• Short problem A: In the spaCy notebook, what version string does spacy.__version__ return?
• Short problem B: In the spaCy notebook, why is nlp.components called a second time in cell In [70]? Answer in one to three sentences.
• Short problem C: Write the next part of the spaCy notebook, picking up after the cell that runs print(doc).

---------- Document segment

In [63]:
# loading small english model
import spacy
nlp = spacy.load('en_core_web_md')

In [64]:
# Version
spacy.__version__

'3.7.2'

In [65]:
# Check components in the nlp pipeline
nlp.components

[('tok2vec', <spacy.pipeline.tok2vec.Tok2Vec at 0x17b71b940>),
 ('tagger', <spacy.pipeline.tagger.Tagger at 0x17b71be20>),
 ('parser', <spacy.pipeline.dep_parser.DependencyParser at 0x15d692200>),
 ('senter', <spacy.pipeline.senter.SentenceRecognizer at 0x17b71b2e0>),
 ('attribute_ruler',
  <spacy.pipeline.attributeruler.AttributeRuler at 0x15e09d8c0>),
 ('lemmatizer', <spacy.lang.en.lemmatizer.EnglishLemmatizer at 0x15e0ab640>),
 ('ner', <spacy.pipeline.ner.EntityRecognizer at 0x15d6925f0>)]

In [66]:
nlp.pipeline

[('tok2vec', <spacy.pipeline.tok2vec.Tok2Vec at 0x17b71b940>),
 ('tagger', <spacy.pipeline.tagger.Tagger at 0x17b71be20>),
 ('parser', <spacy.pipeline.dep_parser.DependencyParser at 0x15d692200>),
 ('attribute_ruler',
  <spacy.pipeline.attributeruler.AttributeRuler at 0x15e09d8c0>),
 ('lemmatizer', <spacy.lang.en.lemmatizer.EnglishLemmatizer at 0x15e0ab640>),
 ('ner', <spacy.pipeline.ner.EntityRecognizer at 0x15d6925f0>)]

In [67]:
# Get component names
nlp.component_names

['tok2vec',
 'tagger',
 'parser',
 'senter',
 'attribute_ruler',
 'lemmatizer',
 'ner']

In [68]:
# Using SpaCy Textblob: Sentiment Analysis
from spacytextblob.spacytextblob import SpacyTextBlob

In [69]:
# Adding sentiment pipe to nlp pipeline
nlp.add_pipe("spacytextblob")

<spacytextblob.spacytextblob.SpacyTextBlob at 0x29bc69cd0>

In [70]:
# Recheck our pipeline
nlp.components

[('tok2vec', <spacy.pipeline.tok2vec.Tok2Vec at 0x17b71b940>),
 ('tagger', <spacy.pipeline.tagger.Tagger at 0x17b71be20>),
 ('parser', <spacy.pipeline.dep_parser.DependencyParser at 0x15d692200>),
 ('senter', <spacy.pipeline.senter.SentenceRecognizer at 0x17b71b2e0>),
 ('attribute_ruler',
  <spacy.pipeline.attributeruler.AttributeRuler at 0x15e09d8c0>),
 ('lemmatizer', <spacy.lang.en.lemmatizer.EnglishLemmatizer at 0x15e0ab640>),
 ('ner', <spacy.pipeline.ner.EntityRecognizer at 0x15d6925f0>),
 ('spacytextblob', <spacytextblob.spacytextblob.SpacyTextBlob at 0x29bc69cd0>)]

In [71]:
sample_text = "I had a really horrible day. It was the worst day ever! But every now and then I have a really good day that makes me happy."

In [72]:
doc = nlp(sample_text)

In [73]:
print(doc)

--------------------
---------- Dataset content

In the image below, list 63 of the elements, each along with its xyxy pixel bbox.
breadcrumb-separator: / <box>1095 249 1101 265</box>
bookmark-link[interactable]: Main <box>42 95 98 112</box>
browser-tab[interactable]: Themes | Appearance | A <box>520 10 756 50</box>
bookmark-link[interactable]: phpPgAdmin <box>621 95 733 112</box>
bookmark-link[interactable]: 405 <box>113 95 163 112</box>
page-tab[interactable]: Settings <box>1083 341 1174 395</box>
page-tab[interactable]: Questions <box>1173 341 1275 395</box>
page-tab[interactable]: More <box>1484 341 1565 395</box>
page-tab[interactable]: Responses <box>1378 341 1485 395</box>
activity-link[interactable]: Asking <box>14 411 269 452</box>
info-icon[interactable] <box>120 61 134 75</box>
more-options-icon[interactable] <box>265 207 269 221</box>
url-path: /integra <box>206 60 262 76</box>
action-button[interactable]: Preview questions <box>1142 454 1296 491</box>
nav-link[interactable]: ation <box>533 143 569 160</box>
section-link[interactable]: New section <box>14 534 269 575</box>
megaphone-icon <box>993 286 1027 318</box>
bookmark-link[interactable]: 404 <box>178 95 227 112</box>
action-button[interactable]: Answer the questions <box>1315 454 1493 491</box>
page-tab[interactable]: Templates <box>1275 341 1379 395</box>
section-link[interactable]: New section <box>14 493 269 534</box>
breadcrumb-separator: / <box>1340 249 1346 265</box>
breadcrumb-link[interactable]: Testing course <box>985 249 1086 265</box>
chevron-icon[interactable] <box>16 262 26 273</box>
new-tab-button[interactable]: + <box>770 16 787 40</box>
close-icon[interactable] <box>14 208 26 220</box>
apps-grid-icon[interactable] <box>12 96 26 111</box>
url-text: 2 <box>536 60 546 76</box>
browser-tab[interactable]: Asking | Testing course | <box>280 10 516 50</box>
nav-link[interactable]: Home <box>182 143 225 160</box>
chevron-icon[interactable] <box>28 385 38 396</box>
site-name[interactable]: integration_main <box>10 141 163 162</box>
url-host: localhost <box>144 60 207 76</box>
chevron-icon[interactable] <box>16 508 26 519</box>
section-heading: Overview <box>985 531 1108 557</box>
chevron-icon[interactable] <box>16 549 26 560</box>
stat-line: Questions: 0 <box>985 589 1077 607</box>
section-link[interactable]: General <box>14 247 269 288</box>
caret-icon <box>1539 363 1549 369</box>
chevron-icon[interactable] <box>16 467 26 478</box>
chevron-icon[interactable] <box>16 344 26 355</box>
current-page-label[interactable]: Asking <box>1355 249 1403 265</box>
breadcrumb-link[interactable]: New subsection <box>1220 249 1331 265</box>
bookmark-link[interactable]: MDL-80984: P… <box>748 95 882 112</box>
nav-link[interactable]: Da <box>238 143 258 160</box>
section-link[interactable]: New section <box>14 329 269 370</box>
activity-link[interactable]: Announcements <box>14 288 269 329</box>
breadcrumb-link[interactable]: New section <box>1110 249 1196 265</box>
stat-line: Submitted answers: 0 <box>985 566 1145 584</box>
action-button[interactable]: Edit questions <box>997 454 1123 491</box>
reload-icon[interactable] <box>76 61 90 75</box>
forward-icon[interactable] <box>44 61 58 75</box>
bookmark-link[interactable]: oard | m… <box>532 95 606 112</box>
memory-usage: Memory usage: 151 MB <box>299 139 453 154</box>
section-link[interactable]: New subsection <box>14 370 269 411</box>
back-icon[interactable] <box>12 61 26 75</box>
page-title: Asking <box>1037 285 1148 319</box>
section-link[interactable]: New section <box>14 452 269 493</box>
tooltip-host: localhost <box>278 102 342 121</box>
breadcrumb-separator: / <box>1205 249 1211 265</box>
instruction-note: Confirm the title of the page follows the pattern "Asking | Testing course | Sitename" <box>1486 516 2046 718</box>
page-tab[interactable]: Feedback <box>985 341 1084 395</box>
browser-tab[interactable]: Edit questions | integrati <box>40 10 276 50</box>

--------------------

• Written answer A: '3.7.2'

• Written answer B: The comment above the call says it rechecks the pipeline after nlp.add_pipe("spacytextblob") added the sentiment pipe. The new output lists 'spacytextblob' as the last component, after 'ner'.

• Written answer C:
I had a really horrible day. It was the worst day ever! But every now and then I have a really good day that makes me happy.


In [74]:
# Check Sentiment
print(doc._.polarity)

-0.125


In [75]:
# Subjectivity
doc._.subjectivity

0.9

In [76]:
# Check Assessment: list for each token
doc._.assessments

[(['really', 'horrible'], -1.0, 1.0, None),
 (['worst', '!'], -1.0, 1.0, None),
 (['really', 'good'], 0.7, 0.6000000000000001, None),
 (['happy'], 0.8, 1.0, None)]

In [77]:
# Testing polarity determination within spacy
best_text = "This was the best song in the album!"
not_the_best_text = "This was not the best song in the album."
text = "This was a song in the album."
not_the_worst_text = "This was not the worst song in the album."
worst_text = "This was the worst song in the album!"

# applying nlp pipeline to text
best = nlp(best_text)
not_the_best = nlp(not_the_best_text)
neutral = nlp(text)
not_the_worst = nlp(not_the_worst_text)
worst = nlp(worst_text)

In [78]:
print(best._.polarity)
print(not_the_best._.polarity)
print(neutral._.polarity)
print(not_the_worst._.polarity)
print(worst._.polarity)

1.0
1.0
0.0
-1.0
-1.0


In [79]:
# spacy seems to have trouble with determining the degree of polarity
# Note to self: Make a pipe to remove stop words when applied to text

In [80]:
print(best._.subjectivity)
print(not_the_best._.subjectivity)
print(neutral._.subjectivity)
print(not_the_worst._.subjectivity)
print(worst._.subjectivity)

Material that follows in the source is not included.